**GOAL**
Repeat the records word for word, excluding any picture.

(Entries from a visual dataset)
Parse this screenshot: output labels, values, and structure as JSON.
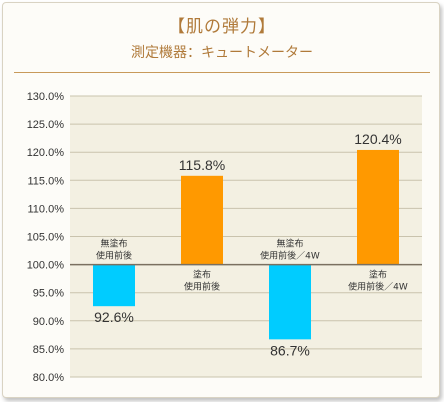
{
  "header": {
    "title": "【肌の弾力】",
    "subtitle": "測定機器：キュートメーター"
  },
  "colors": {
    "blue": "#00ccff",
    "orange": "#ff9900",
    "plot_bg": "#f3f0e2",
    "grid": "#c9c3ad",
    "baseline": "#7a7060"
  },
  "chart_data": {
    "type": "bar",
    "title": "【肌の弾力】",
    "subtitle": "測定機器：キュートメーター",
    "baseline": 100.0,
    "ylim": [
      80.0,
      130.0
    ],
    "yticks": [
      "130.0%",
      "125.0%",
      "120.0%",
      "115.0%",
      "110.0%",
      "105.0%",
      "100.0%",
      "95.0%",
      "90.0%",
      "85.0%",
      "80.0%"
    ],
    "grid": true,
    "bars": [
      {
        "category": [
          "無塗布",
          "使用前後"
        ],
        "value": 92.6,
        "value_label": "92.6%",
        "color": "#00ccff"
      },
      {
        "category": [
          "塗布",
          "使用前後"
        ],
        "value": 115.8,
        "value_label": "115.8%",
        "color": "#ff9900"
      },
      {
        "category": [
          "無塗布",
          "使用前後／4W"
        ],
        "value": 86.7,
        "value_label": "86.7%",
        "color": "#00ccff"
      },
      {
        "category": [
          "塗布",
          "使用前後／4W"
        ],
        "value": 120.4,
        "value_label": "120.4%",
        "color": "#ff9900"
      }
    ]
  }
}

**CORRECT OUTPUT**
Parse this screenshot: output labels, values, and structure as JSON.
{
  "header": {
    "title": "【肌の弾力】",
    "subtitle": "測定機器：キュートメーター"
  },
  "colors": {
    "blue": "#00ccff",
    "orange": "#ff9900",
    "plot_bg": "#f3f0e2",
    "grid": "#c9c3ad",
    "baseline": "#7a7060"
  },
  "chart_data": {
    "type": "bar",
    "title": "【肌の弾力】",
    "subtitle": "測定機器：キュートメーター",
    "baseline": 100.0,
    "ylim": [
      80.0,
      130.0
    ],
    "yticks": [
      "130.0%",
      "125.0%",
      "120.0%",
      "115.0%",
      "110.0%",
      "105.0%",
      "100.0%",
      "95.0%",
      "90.0%",
      "85.0%",
      "80.0%"
    ],
    "grid": true,
    "bars": [
      {
        "category": [
          "無塗布",
          "使用前後"
        ],
        "value": 92.6,
        "value_label": "92.6%",
        "color": "#00ccff"
      },
      {
        "category": [
          "塗布",
          "使用前後"
        ],
        "value": 115.8,
        "value_label": "115.8%",
        "color": "#ff9900"
      },
      {
        "category": [
          "無塗布",
          "使用前後／4W"
        ],
        "value": 86.7,
        "value_label": "86.7%",
        "color": "#00ccff"
      },
      {
        "category": [
          "塗布",
          "使用前後／4W"
        ],
        "value": 120.4,
        "value_label": "120.4%",
        "color": "#ff9900"
      }
    ]
  }
}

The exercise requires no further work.